## Stated exercise
Show every line containing "icon" by copying it.

## Task input
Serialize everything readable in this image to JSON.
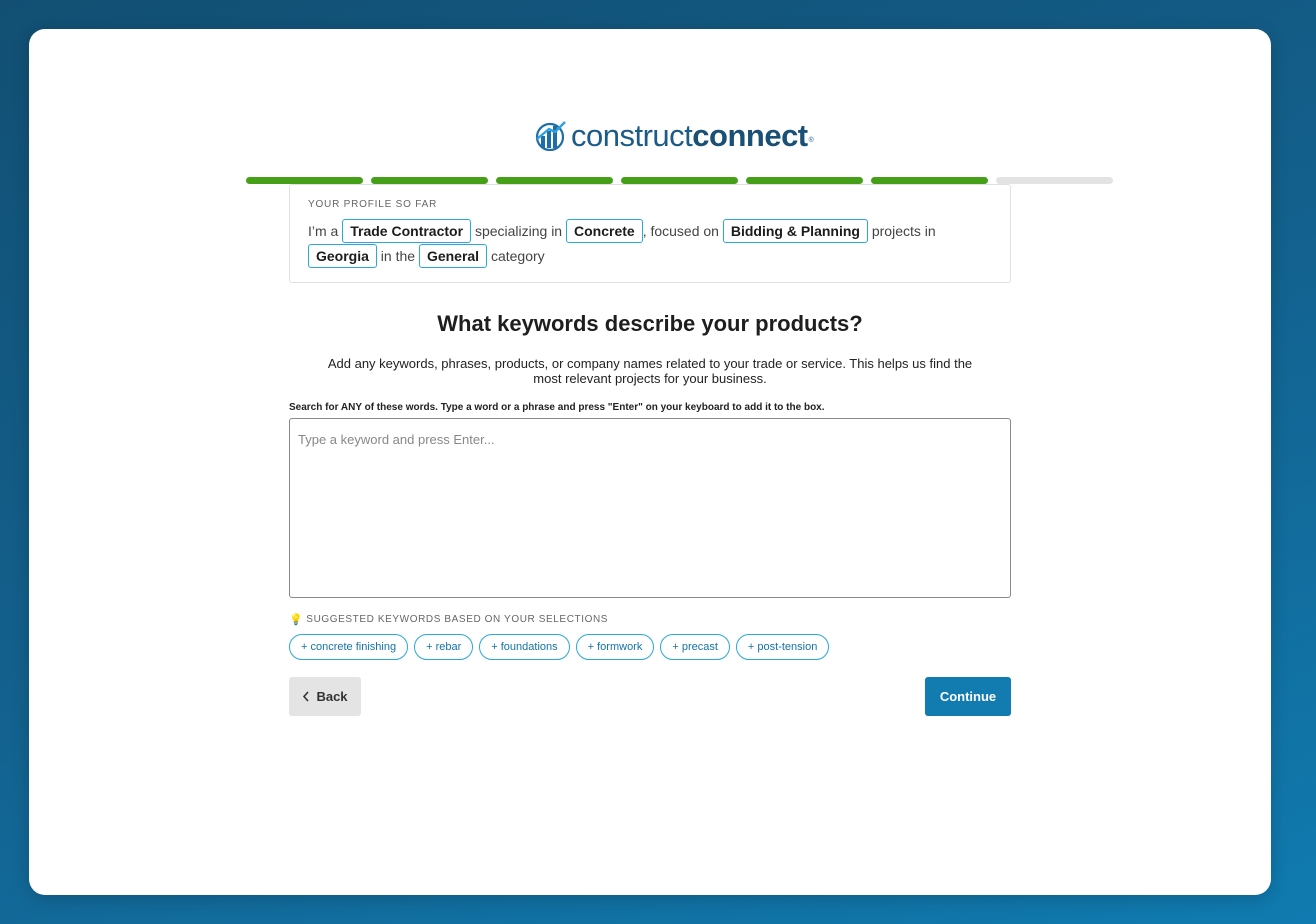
{
  "brand": {
    "logo_light": "construct",
    "logo_bold": "connect",
    "logo_reg": "®",
    "logo_icon": "building-chart-icon"
  },
  "progress": {
    "total_steps": 7,
    "completed_steps": 6,
    "done_color": "#45a018",
    "todo_color": "#e3e3e3"
  },
  "profile": {
    "heading": "YOUR PROFILE SO FAR",
    "t1": "I’m a",
    "role": "Trade Contractor",
    "t2": "specializing in",
    "trade": "Concrete",
    "t3": ", focused on",
    "stage": "Bidding & Planning",
    "t4": "projects in",
    "state": "Georgia",
    "t5": "in the",
    "category": "General",
    "t6": "category"
  },
  "main": {
    "title": "What keywords describe your products?",
    "subtitle_line1": "Add any keywords, phrases, products, or company names related to your trade or service. This helps us find the",
    "subtitle_line2": "most relevant projects for your business.",
    "instructions": "Search for ANY of these words. Type a word or a phrase and press \"Enter\" on your keyboard to add it to the box.",
    "keyword_input": {
      "value": "",
      "placeholder": "Type a keyword and press Enter..."
    }
  },
  "suggestions": {
    "heading": "SUGGESTED KEYWORDS BASED ON YOUR SELECTIONS",
    "icon": "lightbulb-icon",
    "items": [
      "+ concrete finishing",
      "+ rebar",
      "+ foundations",
      "+ formwork",
      "+ precast",
      "+ post-tension"
    ]
  },
  "nav": {
    "back_label": "Back",
    "back_icon": "chevron-left-icon",
    "continue_label": "Continue",
    "accent": "#127bb0"
  }
}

## Problem solution
    "logo_icon": "building-chart-icon"
    "icon": "lightbulb-icon",
    "back_icon": "chevron-left-icon",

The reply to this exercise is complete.